Pig Destroyer is long overdue for its revved-up rock and roll reckoning. Now, the metal band's sixth album in two decades doesn't strut like some glammed-up rock star in tight jeans or trade in the pit for theater seats, but Head Cage does curl its barbed-wire riffs into something like a gnarled swagger. Songs regularly push the three-minute mark, grooves are explored at a prowling pace, guitarist Scott Hull's simultaneously spiraling and exacting riffs are bared with accessible hooks, J.R. Hayes' stark poetry is given over to mic-grabbing gang vocals — this is Pig Destroyer smashing the spotlight and giving its audio terror to the dark.
Two decades in, the DMV-based (that's D.C./Maryland/Virginia) band may be one of the most visible of the grindcore scene, but it's purposefully taken risks in metal by fusing death, sludge and thrash textures with extended forays into noise and drone. The wild through-line from the 30-second blasts of Explosions in Ward 6 and Prowler in the Yard to Terrifyer's restless punk thrash to the polished chaos of Phantom Limb marks not a grindcore band, but an evolutionary timeline of extreme music. Head Cage is the result of stepping back from 2012's Book Burner, a solid if sometimes staid record, and once again expanding Pig Destroyer's rampaging palette.
══════════
Write a continuation of the Pig Destroyer album review, picking up after its final sentence. The items that follow are taken from a separate source and bear no relation to the text above.

RECORDED DATA:
══════════
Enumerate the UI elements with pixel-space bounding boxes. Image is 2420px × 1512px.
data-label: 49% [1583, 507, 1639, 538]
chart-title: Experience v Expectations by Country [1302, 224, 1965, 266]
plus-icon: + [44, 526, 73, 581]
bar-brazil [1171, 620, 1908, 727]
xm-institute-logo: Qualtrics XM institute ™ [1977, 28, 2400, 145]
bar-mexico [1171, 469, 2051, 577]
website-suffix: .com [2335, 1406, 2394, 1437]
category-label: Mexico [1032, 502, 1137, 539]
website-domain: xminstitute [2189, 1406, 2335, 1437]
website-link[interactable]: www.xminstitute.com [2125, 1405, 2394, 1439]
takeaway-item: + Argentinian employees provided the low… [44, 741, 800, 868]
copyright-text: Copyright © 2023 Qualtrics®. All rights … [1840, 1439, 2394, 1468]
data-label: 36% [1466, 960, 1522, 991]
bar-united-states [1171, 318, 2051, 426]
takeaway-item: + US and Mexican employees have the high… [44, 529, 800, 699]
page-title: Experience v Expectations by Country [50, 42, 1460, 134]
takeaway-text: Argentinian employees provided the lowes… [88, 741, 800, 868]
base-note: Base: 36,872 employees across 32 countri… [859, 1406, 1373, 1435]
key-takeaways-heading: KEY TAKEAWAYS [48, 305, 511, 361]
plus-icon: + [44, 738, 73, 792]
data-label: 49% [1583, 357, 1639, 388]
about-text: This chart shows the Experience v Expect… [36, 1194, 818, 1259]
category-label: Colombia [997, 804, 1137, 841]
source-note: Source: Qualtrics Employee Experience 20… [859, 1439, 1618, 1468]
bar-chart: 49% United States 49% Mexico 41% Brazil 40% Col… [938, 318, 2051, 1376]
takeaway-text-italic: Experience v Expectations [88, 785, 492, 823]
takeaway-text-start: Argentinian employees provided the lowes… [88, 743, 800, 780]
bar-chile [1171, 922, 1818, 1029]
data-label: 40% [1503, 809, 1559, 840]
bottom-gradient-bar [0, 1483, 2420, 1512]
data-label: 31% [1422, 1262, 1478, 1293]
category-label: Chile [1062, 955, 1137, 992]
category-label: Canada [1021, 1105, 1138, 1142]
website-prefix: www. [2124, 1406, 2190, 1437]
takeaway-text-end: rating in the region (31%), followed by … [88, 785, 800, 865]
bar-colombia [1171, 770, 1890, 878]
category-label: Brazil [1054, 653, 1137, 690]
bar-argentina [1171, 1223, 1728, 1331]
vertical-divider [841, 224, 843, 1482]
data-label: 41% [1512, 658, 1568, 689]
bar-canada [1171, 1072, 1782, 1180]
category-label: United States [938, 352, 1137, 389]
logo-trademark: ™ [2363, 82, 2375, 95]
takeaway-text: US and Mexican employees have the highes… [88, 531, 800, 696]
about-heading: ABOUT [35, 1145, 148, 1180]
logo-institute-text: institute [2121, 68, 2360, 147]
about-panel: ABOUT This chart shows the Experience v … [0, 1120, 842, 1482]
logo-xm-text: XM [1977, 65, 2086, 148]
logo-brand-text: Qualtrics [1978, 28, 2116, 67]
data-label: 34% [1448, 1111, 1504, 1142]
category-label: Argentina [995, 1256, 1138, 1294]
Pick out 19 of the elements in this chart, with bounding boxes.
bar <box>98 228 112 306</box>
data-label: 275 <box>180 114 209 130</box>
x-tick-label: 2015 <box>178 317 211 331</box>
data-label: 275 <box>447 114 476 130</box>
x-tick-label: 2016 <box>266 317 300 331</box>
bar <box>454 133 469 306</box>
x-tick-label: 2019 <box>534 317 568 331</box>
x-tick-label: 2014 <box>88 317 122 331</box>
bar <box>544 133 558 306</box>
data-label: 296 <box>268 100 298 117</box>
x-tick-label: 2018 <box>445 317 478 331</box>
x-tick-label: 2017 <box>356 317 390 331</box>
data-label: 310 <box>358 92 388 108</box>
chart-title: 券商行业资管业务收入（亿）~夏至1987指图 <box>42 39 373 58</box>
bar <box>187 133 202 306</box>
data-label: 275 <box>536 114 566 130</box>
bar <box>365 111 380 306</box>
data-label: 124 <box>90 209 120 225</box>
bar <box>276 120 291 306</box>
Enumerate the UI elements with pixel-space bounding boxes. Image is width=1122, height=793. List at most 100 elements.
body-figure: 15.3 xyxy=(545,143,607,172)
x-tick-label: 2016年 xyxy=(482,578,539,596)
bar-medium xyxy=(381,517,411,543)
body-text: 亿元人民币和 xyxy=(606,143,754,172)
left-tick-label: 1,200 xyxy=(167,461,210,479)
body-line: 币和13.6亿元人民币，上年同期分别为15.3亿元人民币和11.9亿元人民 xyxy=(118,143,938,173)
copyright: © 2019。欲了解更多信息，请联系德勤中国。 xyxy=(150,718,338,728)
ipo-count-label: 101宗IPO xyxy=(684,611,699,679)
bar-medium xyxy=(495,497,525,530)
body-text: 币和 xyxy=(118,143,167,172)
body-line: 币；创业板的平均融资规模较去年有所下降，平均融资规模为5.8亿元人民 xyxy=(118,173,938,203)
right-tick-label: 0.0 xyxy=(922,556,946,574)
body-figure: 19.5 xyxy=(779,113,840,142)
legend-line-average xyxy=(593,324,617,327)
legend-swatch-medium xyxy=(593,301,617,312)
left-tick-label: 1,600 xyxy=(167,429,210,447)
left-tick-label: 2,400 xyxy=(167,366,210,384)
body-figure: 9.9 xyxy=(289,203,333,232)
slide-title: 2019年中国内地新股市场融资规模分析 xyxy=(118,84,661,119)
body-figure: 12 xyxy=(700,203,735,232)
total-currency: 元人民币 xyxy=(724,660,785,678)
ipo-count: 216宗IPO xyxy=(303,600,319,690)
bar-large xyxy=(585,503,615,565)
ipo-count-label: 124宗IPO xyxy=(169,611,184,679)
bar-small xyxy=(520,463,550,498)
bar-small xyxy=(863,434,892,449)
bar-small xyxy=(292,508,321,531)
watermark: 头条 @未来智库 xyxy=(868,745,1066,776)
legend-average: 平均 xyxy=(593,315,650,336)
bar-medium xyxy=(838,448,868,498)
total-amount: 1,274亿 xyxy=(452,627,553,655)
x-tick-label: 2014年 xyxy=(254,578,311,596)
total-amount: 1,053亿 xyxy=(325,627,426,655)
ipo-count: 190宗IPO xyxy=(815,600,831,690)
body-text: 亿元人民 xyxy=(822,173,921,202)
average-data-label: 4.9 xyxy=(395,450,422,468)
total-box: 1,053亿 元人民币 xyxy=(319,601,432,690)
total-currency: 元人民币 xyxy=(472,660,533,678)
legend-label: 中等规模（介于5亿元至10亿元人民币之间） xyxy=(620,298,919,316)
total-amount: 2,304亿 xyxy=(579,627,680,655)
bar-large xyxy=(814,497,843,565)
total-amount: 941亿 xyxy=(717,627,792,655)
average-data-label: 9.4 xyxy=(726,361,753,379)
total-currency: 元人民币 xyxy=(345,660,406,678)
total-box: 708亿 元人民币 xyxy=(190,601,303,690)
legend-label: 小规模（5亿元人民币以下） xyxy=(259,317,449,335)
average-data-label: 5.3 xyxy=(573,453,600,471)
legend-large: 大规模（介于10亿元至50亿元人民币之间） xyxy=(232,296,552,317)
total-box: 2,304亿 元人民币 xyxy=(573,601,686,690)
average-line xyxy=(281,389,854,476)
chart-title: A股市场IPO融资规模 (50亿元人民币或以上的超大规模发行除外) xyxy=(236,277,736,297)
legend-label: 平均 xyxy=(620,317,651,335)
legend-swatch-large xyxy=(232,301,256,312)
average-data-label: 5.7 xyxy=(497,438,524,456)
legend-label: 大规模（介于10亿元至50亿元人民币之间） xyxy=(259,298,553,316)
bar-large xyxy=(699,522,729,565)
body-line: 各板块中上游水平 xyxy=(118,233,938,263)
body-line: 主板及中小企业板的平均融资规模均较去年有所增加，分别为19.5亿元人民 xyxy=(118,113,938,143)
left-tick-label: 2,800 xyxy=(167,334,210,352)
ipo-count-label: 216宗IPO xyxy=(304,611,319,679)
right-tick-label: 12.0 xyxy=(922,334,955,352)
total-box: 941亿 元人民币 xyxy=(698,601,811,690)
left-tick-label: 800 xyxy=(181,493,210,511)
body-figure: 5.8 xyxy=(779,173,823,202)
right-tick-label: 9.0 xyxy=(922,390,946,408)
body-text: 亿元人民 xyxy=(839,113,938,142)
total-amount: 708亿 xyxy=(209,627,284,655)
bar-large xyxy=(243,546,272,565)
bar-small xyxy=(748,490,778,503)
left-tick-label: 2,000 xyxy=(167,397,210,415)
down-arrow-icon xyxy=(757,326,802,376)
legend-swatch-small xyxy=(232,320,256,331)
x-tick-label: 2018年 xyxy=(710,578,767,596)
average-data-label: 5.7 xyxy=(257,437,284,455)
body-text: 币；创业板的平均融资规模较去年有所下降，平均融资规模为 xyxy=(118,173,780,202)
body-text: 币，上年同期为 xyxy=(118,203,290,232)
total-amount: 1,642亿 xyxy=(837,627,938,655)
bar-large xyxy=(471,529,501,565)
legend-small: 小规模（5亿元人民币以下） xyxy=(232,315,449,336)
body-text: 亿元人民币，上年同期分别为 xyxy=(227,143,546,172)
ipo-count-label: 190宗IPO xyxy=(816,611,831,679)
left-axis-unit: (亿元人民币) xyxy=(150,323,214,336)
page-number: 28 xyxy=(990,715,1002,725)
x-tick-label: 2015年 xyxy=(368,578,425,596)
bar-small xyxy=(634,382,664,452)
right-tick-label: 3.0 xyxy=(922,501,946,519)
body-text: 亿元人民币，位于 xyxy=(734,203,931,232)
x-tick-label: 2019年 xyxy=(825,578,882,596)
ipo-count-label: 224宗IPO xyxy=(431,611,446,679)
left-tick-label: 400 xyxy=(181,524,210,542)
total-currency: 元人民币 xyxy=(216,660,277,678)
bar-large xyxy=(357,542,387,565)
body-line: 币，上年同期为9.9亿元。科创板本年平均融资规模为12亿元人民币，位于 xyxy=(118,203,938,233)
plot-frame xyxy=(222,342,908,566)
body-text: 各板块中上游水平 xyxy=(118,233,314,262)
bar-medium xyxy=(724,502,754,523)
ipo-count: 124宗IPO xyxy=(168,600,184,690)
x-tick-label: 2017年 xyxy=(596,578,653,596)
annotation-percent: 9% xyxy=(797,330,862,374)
══════════
RESPONSE:
Don't worry: There are still tried-and-true PxDx tracks, with meatball grinders like "Dark Train" and "Terminal Itch," featuring guest vocals by Kat Katz of Agoraphobic Nosebleed (she also appears in the sludgy "Concrete Beast"). But eyebrows begin to raise with "Army of Cops," which rides a bucking mechanical bull of a riff on a blitzed groove. Another of Hull's Agoraphobic Nosebleed bandmates, Richard Johnson, spits with Hayes about the government's militaristic control, their voices set against a swirling rhythm section and Blake Harrison's terrible screeches of noise. Now bolstered by bassist John Jarvis and Misery Index drummer Adam Jarvis (who joined the band midway through Book Burner's recording), this is where Hull — forever the band's architect — doesn't so much build blocks as stretch the ceiling. You also hear that in the filthy swank of "Circle River," which dials into Pig Destroyer's thrash tendencies with rubber elasticity, allowing the full five-piece band to expand and contract around Hull's spacious guitar work.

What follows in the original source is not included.